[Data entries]
--*--
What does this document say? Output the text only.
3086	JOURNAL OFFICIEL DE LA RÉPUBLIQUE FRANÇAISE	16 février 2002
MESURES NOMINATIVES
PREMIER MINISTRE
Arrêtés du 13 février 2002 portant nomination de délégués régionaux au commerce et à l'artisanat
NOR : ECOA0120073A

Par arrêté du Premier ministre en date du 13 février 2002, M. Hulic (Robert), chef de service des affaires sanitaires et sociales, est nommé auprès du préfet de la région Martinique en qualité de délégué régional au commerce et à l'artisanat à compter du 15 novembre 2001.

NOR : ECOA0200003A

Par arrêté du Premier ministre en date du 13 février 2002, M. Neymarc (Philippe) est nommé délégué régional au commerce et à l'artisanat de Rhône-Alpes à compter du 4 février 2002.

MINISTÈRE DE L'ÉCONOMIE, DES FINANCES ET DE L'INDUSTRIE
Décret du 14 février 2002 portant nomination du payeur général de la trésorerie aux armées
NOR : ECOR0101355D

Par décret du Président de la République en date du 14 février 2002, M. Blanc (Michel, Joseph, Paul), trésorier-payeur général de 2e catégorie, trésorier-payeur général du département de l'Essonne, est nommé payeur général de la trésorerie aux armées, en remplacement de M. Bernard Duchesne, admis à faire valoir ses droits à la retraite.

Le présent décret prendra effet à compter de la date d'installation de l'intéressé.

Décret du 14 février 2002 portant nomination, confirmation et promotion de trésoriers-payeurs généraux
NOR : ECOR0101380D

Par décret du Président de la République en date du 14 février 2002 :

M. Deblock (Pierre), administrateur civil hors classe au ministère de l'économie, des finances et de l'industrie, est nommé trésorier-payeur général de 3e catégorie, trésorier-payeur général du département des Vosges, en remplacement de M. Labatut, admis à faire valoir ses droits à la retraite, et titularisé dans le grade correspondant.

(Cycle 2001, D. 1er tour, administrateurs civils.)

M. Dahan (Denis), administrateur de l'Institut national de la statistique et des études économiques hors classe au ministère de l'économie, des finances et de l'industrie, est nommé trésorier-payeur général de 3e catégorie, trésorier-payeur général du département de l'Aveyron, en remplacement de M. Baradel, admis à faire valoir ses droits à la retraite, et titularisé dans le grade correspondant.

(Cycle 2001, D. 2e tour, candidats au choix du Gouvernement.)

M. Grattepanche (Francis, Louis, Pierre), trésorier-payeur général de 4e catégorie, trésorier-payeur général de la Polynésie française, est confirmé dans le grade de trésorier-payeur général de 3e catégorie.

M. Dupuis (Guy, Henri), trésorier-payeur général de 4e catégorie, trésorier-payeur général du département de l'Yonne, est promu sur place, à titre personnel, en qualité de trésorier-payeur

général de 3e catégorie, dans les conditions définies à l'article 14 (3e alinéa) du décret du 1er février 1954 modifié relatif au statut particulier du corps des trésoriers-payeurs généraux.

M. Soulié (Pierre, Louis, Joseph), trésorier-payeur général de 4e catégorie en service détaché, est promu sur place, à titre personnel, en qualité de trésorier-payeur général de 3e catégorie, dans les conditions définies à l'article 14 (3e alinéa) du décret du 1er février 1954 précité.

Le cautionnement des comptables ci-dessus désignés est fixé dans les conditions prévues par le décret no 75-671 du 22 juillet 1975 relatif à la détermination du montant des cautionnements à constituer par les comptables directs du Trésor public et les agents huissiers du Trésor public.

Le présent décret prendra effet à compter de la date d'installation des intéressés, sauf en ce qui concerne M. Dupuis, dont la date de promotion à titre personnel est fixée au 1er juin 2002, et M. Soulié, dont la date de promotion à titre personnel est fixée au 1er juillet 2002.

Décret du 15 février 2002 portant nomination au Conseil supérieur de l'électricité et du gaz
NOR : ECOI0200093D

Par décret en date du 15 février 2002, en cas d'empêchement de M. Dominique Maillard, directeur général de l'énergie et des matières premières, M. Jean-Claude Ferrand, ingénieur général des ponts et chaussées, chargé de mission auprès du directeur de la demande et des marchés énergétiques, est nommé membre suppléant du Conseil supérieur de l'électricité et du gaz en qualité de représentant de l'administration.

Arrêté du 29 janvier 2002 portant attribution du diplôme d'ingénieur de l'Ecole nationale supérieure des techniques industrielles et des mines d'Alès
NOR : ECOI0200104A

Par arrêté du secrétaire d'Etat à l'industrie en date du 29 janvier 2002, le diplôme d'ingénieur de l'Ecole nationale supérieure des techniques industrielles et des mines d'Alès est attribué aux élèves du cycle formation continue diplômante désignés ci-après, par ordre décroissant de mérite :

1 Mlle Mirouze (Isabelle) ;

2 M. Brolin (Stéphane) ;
--*--
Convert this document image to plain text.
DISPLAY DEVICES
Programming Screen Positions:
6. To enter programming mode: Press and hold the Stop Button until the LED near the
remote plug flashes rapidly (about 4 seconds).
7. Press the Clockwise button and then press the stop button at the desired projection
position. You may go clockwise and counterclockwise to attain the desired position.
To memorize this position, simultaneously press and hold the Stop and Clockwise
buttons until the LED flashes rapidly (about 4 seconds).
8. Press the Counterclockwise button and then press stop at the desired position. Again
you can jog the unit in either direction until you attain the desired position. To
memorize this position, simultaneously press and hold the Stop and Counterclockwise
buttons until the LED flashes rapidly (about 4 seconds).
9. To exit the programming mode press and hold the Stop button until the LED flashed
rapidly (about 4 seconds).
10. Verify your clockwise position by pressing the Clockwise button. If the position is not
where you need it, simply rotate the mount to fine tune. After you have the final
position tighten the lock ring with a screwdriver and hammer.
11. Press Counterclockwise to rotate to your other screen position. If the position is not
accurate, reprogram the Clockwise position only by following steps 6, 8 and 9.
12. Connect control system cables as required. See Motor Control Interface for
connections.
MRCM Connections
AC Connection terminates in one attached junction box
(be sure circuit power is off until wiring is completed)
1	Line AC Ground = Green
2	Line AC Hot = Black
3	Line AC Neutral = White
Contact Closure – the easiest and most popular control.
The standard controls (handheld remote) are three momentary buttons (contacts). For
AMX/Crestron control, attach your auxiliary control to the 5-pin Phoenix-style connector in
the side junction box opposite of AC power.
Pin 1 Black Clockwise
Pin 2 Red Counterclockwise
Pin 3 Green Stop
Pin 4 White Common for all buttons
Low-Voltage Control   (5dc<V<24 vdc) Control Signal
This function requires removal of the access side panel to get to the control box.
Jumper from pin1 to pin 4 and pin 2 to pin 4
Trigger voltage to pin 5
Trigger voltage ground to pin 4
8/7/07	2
--*--
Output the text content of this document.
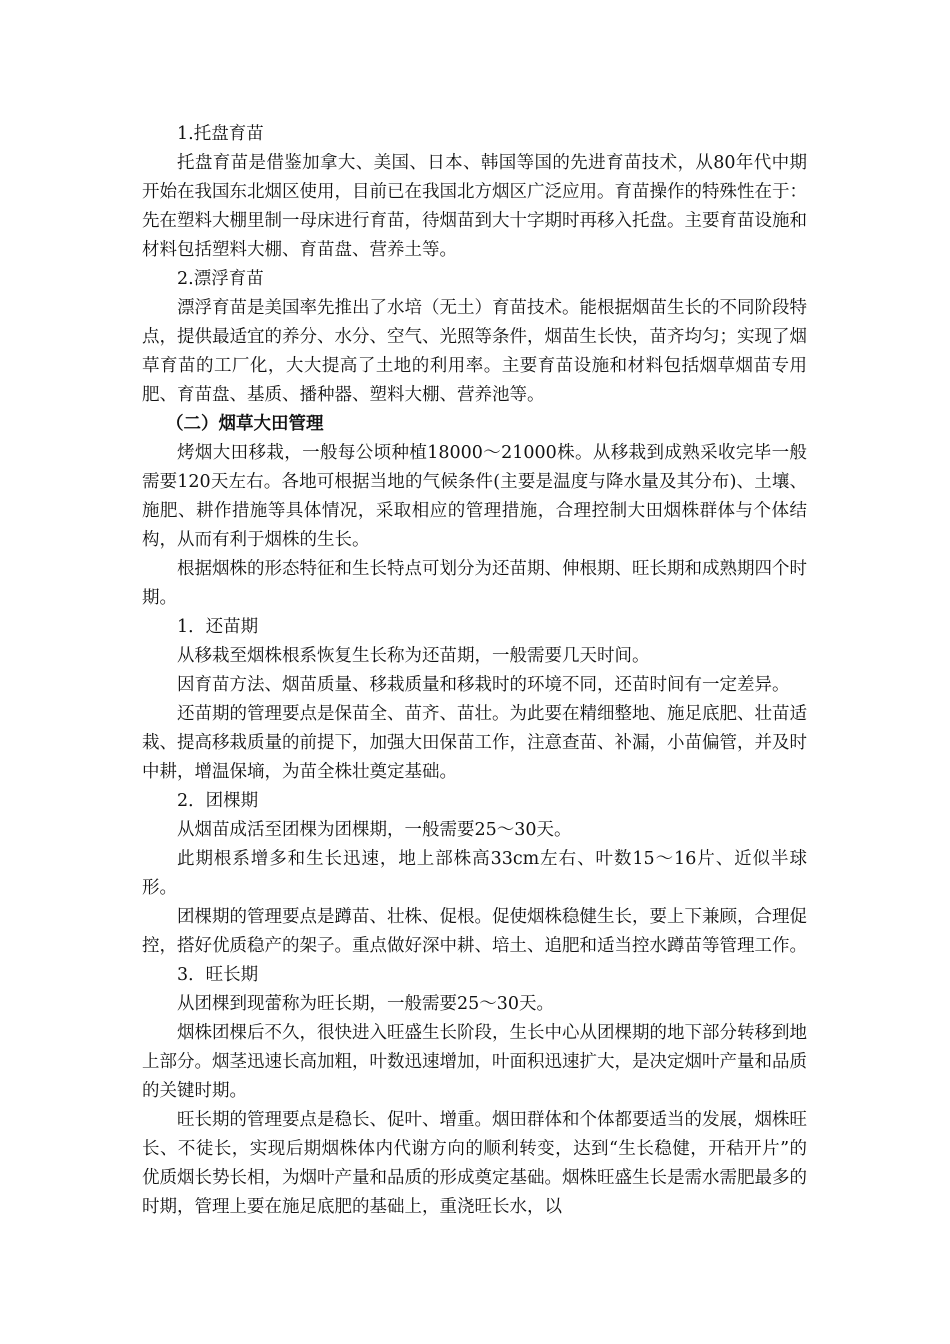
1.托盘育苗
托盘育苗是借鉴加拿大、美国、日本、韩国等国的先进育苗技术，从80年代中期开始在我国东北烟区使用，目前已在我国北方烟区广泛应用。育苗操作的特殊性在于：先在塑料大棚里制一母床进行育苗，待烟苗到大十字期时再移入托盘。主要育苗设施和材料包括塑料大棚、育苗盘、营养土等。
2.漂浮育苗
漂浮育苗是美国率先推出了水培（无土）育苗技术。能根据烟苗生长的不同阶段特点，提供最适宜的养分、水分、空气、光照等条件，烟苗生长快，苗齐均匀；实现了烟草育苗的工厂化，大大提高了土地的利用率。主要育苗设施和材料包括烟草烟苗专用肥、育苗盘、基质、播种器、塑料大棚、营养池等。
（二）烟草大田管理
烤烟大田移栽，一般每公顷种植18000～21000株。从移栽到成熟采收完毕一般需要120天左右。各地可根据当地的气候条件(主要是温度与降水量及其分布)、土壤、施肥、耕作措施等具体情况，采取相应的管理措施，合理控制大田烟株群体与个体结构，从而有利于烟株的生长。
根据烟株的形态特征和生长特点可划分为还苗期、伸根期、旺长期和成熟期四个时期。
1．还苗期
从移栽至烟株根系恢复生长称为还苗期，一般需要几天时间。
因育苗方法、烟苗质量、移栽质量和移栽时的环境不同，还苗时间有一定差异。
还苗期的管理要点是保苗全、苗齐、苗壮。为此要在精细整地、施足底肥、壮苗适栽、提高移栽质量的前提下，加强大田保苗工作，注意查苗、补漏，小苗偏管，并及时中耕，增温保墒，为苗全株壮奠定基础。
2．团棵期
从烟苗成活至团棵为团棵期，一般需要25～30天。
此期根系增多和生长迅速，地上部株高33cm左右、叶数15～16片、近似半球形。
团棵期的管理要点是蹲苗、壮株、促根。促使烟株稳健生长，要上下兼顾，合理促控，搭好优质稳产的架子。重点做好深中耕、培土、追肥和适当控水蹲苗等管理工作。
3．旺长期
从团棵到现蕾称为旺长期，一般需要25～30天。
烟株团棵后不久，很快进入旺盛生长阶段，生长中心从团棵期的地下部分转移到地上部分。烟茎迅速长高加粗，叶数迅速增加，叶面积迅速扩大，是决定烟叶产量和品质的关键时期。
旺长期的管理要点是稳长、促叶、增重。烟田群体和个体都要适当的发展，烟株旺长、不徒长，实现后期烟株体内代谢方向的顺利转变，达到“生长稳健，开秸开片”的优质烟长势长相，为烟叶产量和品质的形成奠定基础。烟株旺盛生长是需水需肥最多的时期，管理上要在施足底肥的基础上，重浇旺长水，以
--*--
BRIEF: Scan the material above. Extract every line in which the word "artisanat" occurs.

OUTPUT OF THE EXERCISE:
Arrêtés du 13 février 2002 portant nomination de délégués régionaux au commerce et à l'artisanat
Par arrêté du Premier ministre en date du 13 février 2002, M. Hulic (Robert), chef de service des affaires sanitaires et sociales, est nommé auprès du préfet de la région Martinique en qualité de délégué régional au commerce et à l'artisanat à compter du 15 novembre 2001.
Par arrêté du Premier ministre en date du 13 février 2002, M. Neymarc (Philippe) est nommé délégué régional au commerce et à l'artisanat de Rhône-Alpes à compter du 4 février 2002.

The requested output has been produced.